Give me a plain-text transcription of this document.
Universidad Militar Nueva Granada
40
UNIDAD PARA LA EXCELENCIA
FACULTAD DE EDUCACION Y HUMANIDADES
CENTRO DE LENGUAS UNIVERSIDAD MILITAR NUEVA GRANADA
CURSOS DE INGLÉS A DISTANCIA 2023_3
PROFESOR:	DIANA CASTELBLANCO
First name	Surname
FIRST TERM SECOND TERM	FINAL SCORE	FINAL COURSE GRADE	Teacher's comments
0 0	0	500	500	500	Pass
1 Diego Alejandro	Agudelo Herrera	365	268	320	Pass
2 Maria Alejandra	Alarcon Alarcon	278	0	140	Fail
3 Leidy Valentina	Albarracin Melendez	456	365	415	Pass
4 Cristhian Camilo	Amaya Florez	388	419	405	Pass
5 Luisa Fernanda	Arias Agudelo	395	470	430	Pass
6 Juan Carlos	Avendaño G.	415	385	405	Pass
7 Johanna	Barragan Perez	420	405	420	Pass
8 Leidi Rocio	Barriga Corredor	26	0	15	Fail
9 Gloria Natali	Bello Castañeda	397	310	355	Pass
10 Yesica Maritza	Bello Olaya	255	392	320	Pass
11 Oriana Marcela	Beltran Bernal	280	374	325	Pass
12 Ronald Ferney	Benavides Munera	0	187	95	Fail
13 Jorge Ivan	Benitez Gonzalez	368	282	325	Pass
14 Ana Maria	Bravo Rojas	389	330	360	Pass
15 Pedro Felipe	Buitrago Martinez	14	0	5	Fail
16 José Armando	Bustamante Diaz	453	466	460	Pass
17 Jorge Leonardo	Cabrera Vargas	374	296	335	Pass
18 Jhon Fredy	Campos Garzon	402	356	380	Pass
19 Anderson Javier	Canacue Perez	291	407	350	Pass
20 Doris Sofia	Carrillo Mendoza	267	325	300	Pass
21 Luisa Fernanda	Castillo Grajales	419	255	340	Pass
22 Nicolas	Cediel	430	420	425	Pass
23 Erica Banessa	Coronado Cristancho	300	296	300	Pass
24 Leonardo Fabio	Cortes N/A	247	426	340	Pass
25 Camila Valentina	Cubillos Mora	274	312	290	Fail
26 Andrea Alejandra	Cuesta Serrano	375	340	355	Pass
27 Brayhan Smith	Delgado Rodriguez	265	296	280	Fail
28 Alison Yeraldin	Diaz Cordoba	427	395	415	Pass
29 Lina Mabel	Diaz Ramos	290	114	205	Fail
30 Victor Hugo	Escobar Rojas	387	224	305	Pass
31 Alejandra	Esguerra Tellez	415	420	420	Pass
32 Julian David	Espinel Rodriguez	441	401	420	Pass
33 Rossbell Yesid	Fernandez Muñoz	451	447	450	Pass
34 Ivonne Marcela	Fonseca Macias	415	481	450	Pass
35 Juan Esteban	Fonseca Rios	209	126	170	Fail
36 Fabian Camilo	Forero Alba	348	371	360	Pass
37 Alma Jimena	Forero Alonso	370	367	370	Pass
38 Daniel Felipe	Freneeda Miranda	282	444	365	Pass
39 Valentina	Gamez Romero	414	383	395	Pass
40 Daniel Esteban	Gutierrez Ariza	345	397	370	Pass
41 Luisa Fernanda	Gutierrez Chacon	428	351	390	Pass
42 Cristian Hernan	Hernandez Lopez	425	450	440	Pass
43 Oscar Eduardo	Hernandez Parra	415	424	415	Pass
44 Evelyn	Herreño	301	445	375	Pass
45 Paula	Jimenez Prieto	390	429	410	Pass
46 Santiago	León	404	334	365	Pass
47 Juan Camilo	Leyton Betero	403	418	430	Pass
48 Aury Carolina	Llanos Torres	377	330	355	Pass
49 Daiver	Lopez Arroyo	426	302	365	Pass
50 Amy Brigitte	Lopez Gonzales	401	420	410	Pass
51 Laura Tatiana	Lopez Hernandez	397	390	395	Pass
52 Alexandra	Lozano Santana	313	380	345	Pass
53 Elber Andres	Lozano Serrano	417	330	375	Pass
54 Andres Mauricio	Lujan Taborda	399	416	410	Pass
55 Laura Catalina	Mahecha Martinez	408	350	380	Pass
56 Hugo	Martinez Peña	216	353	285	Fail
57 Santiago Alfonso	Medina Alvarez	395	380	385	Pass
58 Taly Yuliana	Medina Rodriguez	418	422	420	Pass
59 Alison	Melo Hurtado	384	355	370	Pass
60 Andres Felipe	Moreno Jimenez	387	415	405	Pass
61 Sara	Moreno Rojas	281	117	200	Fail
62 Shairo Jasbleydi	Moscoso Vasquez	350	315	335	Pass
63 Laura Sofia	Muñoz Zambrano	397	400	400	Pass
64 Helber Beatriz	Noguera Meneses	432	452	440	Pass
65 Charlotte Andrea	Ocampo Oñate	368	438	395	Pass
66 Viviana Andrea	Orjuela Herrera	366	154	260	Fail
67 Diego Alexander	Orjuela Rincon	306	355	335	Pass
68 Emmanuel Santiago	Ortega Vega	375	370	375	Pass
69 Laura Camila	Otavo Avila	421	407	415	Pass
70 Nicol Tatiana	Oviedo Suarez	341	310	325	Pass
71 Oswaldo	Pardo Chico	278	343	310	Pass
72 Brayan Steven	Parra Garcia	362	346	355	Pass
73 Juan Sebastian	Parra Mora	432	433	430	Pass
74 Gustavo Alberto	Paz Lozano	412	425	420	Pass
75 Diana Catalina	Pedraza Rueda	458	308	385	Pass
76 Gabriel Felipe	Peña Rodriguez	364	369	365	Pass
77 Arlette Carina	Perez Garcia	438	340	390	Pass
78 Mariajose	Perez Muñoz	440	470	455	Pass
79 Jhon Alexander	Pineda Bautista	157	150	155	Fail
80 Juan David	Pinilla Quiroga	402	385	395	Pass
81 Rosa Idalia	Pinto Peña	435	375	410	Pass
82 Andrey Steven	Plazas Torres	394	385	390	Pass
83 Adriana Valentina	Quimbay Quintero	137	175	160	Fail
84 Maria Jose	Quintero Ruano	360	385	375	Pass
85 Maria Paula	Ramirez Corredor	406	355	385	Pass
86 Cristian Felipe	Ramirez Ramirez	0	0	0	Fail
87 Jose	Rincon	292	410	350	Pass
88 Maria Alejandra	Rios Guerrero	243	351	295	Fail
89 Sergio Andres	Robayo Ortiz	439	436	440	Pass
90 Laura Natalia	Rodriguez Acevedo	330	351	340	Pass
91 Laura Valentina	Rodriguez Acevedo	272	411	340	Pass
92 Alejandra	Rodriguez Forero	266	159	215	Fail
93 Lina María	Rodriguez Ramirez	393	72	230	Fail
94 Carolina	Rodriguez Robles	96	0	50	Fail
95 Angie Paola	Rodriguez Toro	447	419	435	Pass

---

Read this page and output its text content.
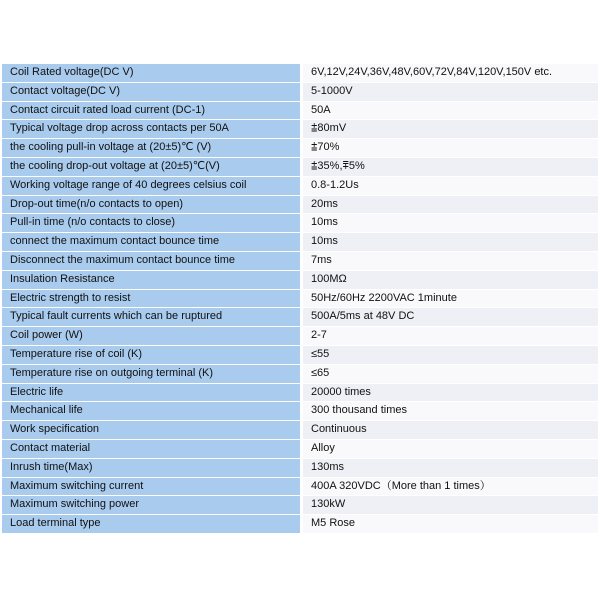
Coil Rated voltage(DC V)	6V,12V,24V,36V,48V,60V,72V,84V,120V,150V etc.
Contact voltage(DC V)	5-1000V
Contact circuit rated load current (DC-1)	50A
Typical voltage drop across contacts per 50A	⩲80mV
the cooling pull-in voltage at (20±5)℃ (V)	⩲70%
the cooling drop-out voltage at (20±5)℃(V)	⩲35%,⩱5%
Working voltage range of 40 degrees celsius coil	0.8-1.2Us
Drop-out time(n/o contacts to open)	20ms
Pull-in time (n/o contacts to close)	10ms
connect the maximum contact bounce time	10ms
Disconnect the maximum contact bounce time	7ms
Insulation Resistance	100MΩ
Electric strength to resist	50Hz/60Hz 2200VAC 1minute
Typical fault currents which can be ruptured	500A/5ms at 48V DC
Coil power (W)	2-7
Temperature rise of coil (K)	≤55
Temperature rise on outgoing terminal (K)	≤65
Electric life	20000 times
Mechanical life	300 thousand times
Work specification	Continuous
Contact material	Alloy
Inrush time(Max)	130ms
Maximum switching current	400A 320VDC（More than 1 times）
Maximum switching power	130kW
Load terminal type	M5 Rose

---

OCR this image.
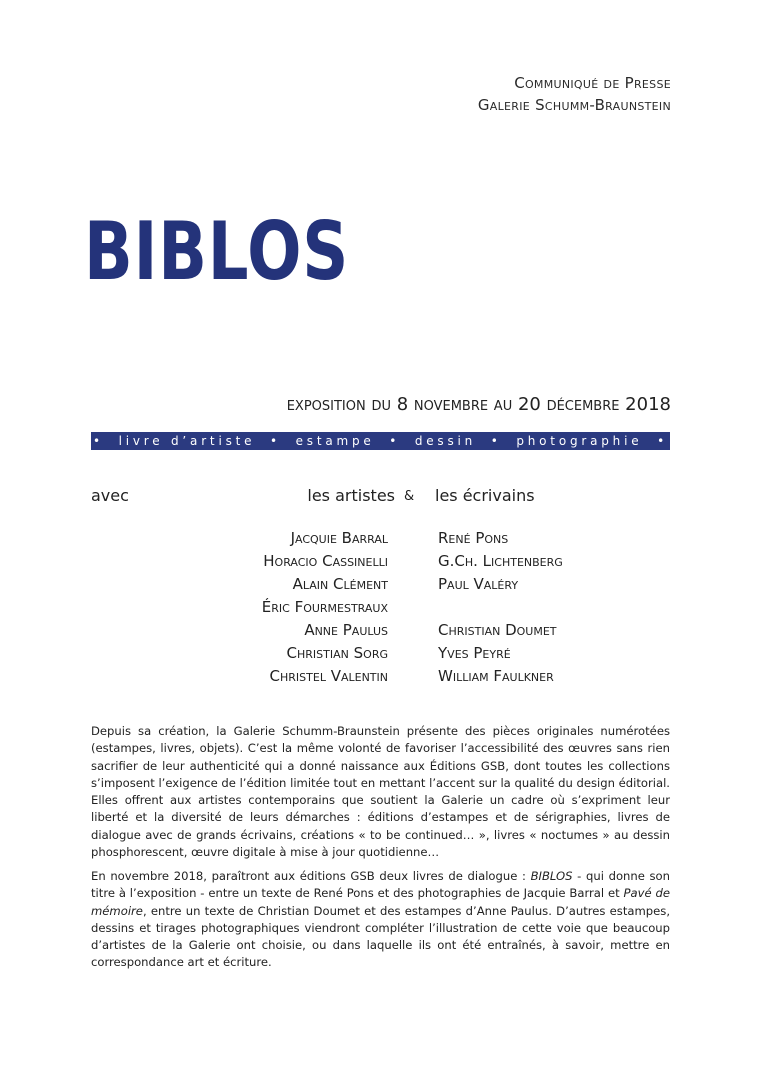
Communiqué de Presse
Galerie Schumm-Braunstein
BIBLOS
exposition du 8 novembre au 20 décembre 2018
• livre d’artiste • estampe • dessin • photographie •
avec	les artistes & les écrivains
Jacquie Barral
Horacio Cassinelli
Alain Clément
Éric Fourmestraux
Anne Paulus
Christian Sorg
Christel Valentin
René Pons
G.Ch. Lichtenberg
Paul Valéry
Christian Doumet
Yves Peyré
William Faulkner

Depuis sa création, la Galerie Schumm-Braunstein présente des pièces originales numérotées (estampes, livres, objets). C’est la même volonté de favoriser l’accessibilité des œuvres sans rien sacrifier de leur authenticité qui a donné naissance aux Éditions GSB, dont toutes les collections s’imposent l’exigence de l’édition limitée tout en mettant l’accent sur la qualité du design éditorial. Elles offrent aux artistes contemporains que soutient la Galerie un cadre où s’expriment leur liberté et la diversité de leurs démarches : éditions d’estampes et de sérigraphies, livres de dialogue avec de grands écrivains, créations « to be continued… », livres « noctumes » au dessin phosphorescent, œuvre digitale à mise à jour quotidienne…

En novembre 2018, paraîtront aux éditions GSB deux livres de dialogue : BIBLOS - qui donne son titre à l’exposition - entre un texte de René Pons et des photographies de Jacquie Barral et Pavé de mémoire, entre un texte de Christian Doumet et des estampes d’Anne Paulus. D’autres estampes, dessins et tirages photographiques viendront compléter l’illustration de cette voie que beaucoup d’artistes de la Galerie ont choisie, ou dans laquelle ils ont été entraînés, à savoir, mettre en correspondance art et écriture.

▸ **Written task**: Scan the records above, count the lines with "Jhon" in them, and give only the number.

▸ **In response**: 2